### STATED EXERCISE
Repeat the lines that follow, leaving nothing out.

(Data items)
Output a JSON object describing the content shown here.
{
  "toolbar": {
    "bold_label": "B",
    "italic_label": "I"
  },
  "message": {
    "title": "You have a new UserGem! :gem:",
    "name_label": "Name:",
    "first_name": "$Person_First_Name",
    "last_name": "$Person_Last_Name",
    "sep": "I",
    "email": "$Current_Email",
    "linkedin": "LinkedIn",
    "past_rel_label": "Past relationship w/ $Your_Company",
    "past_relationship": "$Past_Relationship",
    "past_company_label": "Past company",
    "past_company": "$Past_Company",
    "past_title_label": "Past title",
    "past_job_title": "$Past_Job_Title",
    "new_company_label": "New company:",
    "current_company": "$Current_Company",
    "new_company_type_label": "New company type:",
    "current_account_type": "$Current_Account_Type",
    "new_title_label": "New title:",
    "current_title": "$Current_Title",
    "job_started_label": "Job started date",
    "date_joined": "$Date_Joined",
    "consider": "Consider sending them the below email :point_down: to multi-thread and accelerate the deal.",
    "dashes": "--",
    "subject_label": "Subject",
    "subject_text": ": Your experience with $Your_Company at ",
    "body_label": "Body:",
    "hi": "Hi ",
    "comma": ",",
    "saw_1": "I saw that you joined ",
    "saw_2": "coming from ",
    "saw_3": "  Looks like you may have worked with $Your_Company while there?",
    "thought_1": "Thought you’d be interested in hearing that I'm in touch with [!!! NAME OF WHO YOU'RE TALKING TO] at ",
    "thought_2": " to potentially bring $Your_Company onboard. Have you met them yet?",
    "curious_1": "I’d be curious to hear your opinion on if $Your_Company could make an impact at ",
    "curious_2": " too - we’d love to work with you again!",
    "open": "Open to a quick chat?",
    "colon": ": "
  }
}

### TASK OUTPUT
Output a JSON object describing the content shown here.
{
  "toolbar": {
    "bold_label": "B",
    "italic_label": "I"
  },
  "message": {
    "title": "You have a new UserGem! :gem:",
    "name_label": "Name:",
    "first_name": "$Person_First_Name",
    "last_name": "$Person_Last_Name",
    "sep": "I",
    "email": "$Current_Email",
    "linkedin": "LinkedIn",
    "past_rel_label": "Past relationship w/ $Your_Company",
    "past_relationship": "$Past_Relationship",
    "past_company_label": "Past company",
    "past_company": "$Past_Company",
    "past_title_label": "Past title",
    "past_job_title": "$Past_Job_Title",
    "new_company_label": "New company:",
    "current_company": "$Current_Company",
    "new_company_type_label": "New company type:",
    "current_account_type": "$Current_Account_Type",
    "new_title_label": "New title:",
    "current_title": "$Current_Title",
    "job_started_label": "Job started date",
    "date_joined": "$Date_Joined",
    "consider": "Consider sending them the below email :point_down: to multi-thread and accelerate the deal.",
    "dashes": "--",
    "subject_label": "Subject",
    "subject_text": ": Your experience with $Your_Company at ",
    "body_label": "Body:",
    "hi": "Hi ",
    "comma": ",",
    "saw_1": "I saw that you joined ",
    "saw_2": "coming from ",
    "saw_3": "  Looks like you may have worked with $Your_Company while there?",
    "thought_1": "Thought you’d be interested in hearing that I'm in touch with [!!! NAME OF WHO YOU'RE TALKING TO] at ",
    "thought_2": " to potentially bring $Your_Company onboard. Have you met them yet?",
    "curious_1": "I’d be curious to hear your opinion on if $Your_Company could make an impact at ",
    "curious_2": " too - we’d love to work with you again!",
    "open": "Open to a quick chat?",
    "colon": ": "
  }
}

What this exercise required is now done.